Collected data entries

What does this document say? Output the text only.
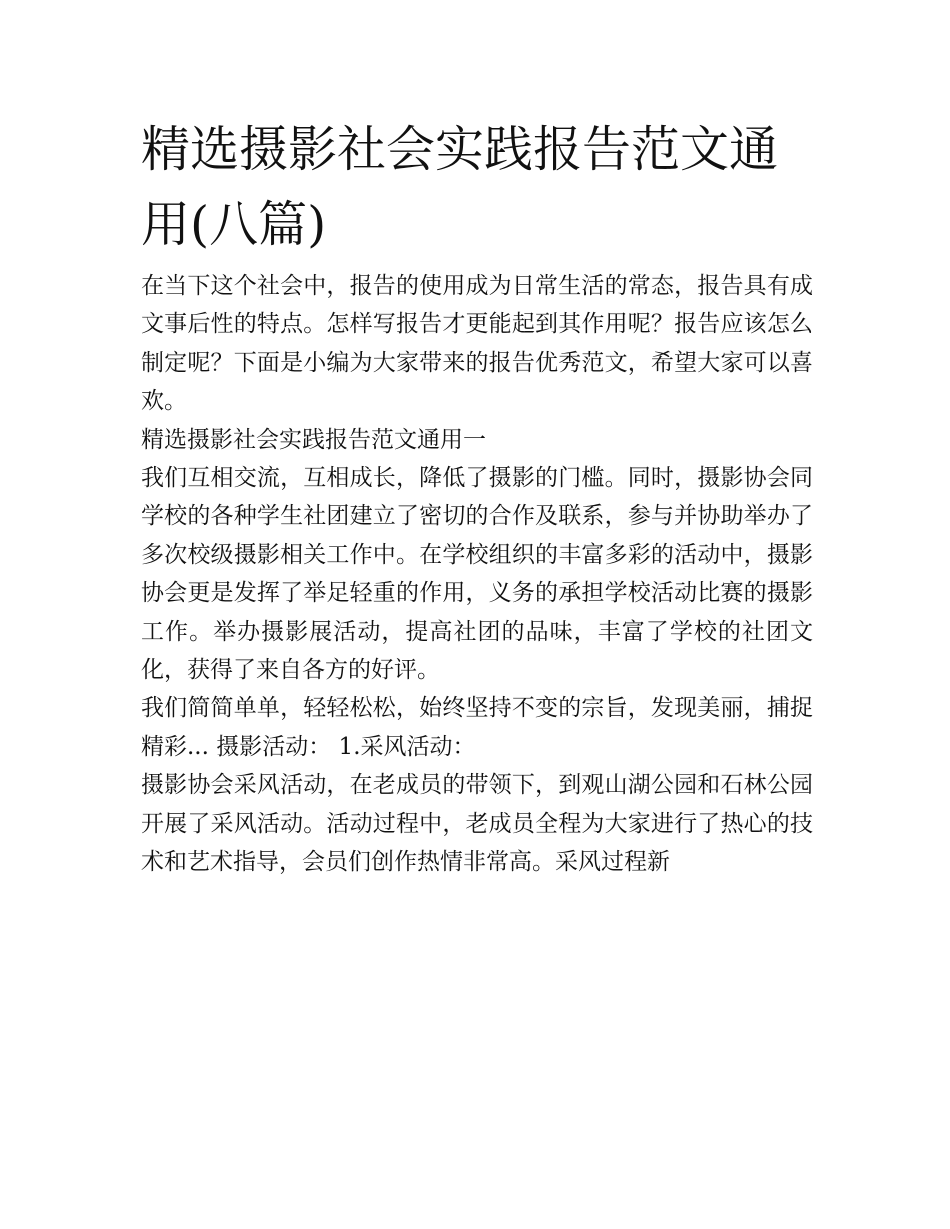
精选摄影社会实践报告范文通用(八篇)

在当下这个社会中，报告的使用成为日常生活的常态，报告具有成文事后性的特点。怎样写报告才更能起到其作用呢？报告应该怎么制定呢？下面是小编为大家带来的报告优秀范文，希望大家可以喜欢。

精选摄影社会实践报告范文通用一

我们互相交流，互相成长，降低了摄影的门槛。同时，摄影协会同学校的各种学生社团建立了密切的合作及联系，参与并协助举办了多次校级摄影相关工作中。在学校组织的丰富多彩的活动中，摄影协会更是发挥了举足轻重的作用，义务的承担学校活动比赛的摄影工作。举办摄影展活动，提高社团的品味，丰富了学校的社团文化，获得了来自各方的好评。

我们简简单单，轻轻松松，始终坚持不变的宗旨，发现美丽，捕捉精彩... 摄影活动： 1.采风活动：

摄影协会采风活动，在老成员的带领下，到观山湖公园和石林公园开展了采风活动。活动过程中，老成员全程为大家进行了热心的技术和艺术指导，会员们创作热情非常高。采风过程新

* * *

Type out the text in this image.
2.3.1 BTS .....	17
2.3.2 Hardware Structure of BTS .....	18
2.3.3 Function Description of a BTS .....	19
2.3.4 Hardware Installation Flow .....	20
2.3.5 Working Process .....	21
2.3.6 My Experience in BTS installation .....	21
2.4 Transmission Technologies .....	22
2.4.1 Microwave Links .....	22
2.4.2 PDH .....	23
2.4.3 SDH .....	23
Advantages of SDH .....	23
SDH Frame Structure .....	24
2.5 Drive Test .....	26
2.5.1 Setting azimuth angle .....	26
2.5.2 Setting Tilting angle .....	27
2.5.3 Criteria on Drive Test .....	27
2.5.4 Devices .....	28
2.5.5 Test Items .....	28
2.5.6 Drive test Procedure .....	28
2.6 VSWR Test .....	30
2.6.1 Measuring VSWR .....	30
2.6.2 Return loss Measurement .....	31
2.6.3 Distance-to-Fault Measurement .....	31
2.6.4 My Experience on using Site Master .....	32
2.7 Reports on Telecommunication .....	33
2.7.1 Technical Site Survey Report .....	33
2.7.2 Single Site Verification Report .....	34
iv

### The task
Return every line above that contains the word "Hardware".

### Result of this task
2.3.2 Hardware Structure of BTS .....	18
2.3.4 Hardware Installation Flow .....	20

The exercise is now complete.